■ **Trecho para leitura**
· · · · · · ·

Pela manhã, a historiadora riverense Selva Chirico brindou a todos com um fascinante relato sobre os comércios tradicionais de Rivera, que povoaram a infância e até hoje fazem parte do imaginário local. Rosario Brochado abordou a linguagem fronteiriça desde a perspectiva do patrimônio e sua conservação, enquanto o arquiteto e urbanista Luis Eduardo Fontoura Teixeira tratou da importância do conhecimento do patrimônio regional, os usos contemporâneos e efetivos dos bens tombados e da necessidade urgente de se delimitar áreas de proteção cultural. “A população precisa conhecer a história desses lugares para poder preservá-los”, enfatizou. Miguel Angelo Peres Pereira, da Prefeitura Municipal de Livramento, colocou a todos a par das dificuldades inerentes ao poder público e as necessárias articulações entre sociedade e classe política na busca pela preservação dos bens culturais. A bela e diversa literatura produzida na fronteira, em especial os escritos de dois grandes literatos que foram Arlindo Coitinho e Hipólito Zas Recarey, foi abordada pela pesquisadora e professora de literatura uruguaia, Alejandra Rivero (ver post abaixo) e Ariel Pereira. O professor Oneider Vargas recordou da produção cultural e engajada de Coitinho, junto a viúva do escritor santanense, Sônia Cabeda, que esteve presente no evento. Já o político e empresário Ariel Pereira, criador do célebre Canal 10, falou sobre a vida e obra de seu amigo Zas Recarey. Emocionado, Ariel Pereira leu partes da obra do grande escritor riverense, que recupera a trajetória de personagens da cidade e locais tradicionais da região. A mesa foi mediada pelo radialista Antônio Carlos Valente.

· · · · · · ·

■ **Dados registrados**
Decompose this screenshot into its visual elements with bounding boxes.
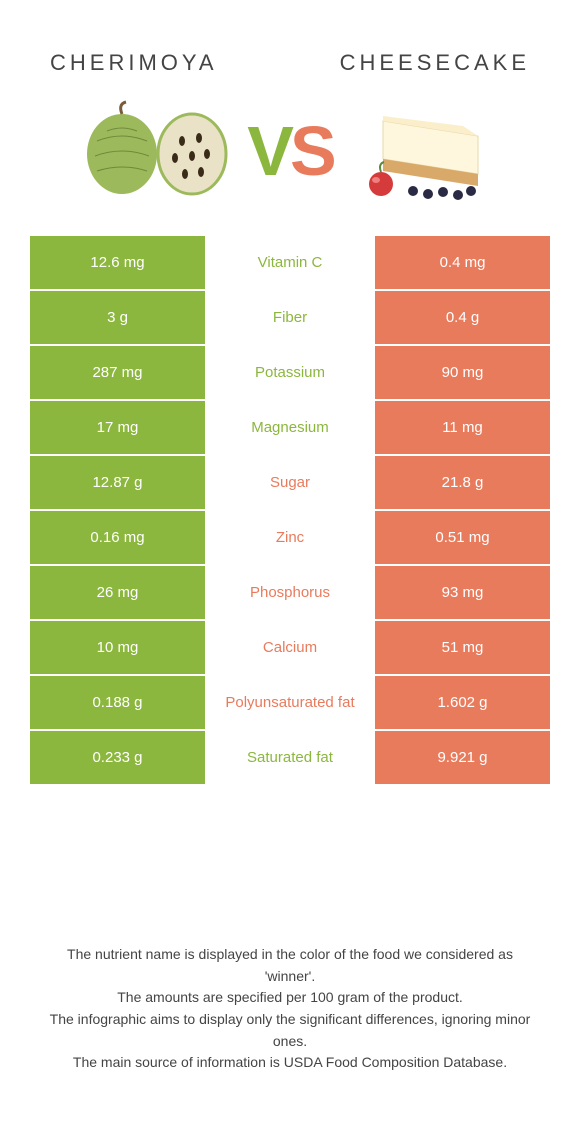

· · · · · · ·

■ **O que se pede**
Resuma em duas frases o trecho sobre patrimônio e literatura da fronteira.

■ **A solução**
Pela manhã, Selva Chirico falou dos comércios tradicionais de Rivera, Rosario Brochado tratou da linguagem fronteiriça sob a ótica do patrimônio, Luis Eduardo Fontoura Teixeira defendeu o conhecimento do patrimônio regional e a delimitação de áreas de proteção cultural, e Miguel Angelo Peres Pereira expôs as dificuldades do poder público na preservação dos bens culturais. A literatura da fronteira, em especial a obra de Arlindo Coitinho e a de Hipólito Zas Recarey, foi abordada por Alejandra Rivero e Ariel Pereira, enquanto Oneider Vargas recordou a produção de Coitinho, numa mesa mediada por Antônio Carlos Valente.